### WHAT YOU WILL DO
Locate the line containing "Extract the structured" in the material below; repeat it and every line after it, exactly as written.

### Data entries
— BEGIN —
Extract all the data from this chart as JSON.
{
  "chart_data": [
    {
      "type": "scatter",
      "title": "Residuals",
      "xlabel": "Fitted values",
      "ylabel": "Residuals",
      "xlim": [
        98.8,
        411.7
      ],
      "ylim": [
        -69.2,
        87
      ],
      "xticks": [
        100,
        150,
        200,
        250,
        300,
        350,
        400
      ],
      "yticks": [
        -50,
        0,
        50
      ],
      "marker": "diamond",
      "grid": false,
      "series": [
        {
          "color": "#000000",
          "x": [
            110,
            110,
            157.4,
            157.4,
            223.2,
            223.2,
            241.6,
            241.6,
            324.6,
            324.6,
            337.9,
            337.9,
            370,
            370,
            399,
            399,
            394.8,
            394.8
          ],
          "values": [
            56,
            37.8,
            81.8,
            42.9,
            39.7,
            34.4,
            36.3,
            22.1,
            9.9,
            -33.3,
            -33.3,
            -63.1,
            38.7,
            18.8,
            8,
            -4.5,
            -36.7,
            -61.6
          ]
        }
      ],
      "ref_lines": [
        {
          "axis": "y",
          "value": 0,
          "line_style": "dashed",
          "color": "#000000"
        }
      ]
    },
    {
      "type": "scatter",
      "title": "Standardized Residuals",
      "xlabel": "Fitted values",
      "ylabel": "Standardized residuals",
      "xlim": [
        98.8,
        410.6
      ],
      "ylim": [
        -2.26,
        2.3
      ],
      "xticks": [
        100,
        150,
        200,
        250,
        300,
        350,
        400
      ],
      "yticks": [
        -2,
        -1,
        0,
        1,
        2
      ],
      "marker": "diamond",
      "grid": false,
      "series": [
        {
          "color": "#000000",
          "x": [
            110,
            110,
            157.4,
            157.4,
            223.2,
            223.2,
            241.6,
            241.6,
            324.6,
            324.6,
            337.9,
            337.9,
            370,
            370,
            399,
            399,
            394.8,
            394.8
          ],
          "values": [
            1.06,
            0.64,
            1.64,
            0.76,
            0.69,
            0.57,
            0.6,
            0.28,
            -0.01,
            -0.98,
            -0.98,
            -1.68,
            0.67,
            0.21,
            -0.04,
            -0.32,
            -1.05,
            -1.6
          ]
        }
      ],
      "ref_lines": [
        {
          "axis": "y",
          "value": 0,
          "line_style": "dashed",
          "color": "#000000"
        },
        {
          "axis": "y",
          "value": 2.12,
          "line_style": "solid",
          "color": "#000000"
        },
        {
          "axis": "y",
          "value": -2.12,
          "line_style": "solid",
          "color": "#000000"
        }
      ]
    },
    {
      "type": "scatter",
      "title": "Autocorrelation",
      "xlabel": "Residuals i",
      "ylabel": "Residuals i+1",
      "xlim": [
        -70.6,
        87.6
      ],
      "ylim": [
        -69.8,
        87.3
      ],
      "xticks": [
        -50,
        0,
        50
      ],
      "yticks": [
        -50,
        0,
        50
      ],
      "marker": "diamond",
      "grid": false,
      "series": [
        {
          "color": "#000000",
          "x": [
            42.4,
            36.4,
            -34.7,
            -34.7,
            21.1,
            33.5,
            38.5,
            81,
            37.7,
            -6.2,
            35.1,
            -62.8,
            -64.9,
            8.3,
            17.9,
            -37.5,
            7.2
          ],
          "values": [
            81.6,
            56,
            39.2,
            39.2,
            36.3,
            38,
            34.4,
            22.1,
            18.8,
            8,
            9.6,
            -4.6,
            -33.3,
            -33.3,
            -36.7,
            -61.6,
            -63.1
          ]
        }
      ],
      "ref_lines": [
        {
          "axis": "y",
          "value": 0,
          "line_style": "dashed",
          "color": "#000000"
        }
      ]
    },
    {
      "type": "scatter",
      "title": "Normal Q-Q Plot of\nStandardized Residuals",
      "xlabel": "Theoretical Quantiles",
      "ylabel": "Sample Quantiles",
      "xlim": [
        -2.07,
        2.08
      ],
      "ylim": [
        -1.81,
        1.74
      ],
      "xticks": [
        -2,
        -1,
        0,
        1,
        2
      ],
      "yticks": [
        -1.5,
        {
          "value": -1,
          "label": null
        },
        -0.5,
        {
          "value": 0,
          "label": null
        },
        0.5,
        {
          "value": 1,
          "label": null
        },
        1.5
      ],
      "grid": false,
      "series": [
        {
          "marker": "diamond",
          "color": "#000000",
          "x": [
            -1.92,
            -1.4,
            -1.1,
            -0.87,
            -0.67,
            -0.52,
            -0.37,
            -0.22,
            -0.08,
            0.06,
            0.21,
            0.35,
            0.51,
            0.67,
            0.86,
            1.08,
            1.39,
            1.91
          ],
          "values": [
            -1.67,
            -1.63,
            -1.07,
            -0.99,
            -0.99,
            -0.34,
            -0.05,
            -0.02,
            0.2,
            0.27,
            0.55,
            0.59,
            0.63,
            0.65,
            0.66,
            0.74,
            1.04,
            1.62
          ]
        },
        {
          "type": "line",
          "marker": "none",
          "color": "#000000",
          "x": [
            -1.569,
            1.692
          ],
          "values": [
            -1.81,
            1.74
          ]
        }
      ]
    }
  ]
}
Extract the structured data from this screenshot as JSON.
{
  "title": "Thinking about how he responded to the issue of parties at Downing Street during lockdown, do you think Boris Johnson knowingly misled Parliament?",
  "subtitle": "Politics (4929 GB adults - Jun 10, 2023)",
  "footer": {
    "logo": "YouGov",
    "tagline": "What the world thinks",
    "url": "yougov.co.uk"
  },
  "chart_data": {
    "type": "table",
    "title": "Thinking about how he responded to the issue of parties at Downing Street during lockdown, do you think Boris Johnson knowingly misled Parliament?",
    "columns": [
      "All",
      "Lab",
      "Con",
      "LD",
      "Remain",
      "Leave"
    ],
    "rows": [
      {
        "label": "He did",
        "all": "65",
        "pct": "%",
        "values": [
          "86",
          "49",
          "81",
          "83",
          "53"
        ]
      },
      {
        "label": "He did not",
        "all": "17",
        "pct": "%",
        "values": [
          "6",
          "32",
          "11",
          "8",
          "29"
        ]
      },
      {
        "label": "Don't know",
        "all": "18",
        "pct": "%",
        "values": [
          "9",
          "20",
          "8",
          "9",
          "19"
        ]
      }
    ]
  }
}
— END —
### FULL SOLUTION
Extract the structured data from this screenshot as JSON.
{
  "title": "Thinking about how he responded to the issue of parties at Downing Street during lockdown, do you think Boris Johnson knowingly misled Parliament?",
  "subtitle": "Politics (4929 GB adults - Jun 10, 2023)",
  "footer": {
    "logo": "YouGov",
    "tagline": "What the world thinks",
    "url": "yougov.co.uk"
  },
  "chart_data": {
    "type": "table",
    "title": "Thinking about how he responded to the issue of parties at Downing Street during lockdown, do you think Boris Johnson knowingly misled Parliament?",
    "columns": [
      "All",
      "Lab",
      "Con",
      "LD",
      "Remain",
      "Leave"
    ],
    "rows": [
      {
        "label": "He did",
        "all": "65",
        "pct": "%",
        "values": [
          "86",
          "49",
          "81",
          "83",
          "53"
        ]
      },
      {
        "label": "He did not",
        "all": "17",
        "pct": "%",
        "values": [
          "6",
          "32",
          "11",
          "8",
          "29"
        ]
      },
      {
        "label": "Don't know",
        "all": "18",
        "pct": "%",
        "values": [
          "9",
          "20",
          "8",
          "9",
          "19"
        ]
      }
    ]
  }
}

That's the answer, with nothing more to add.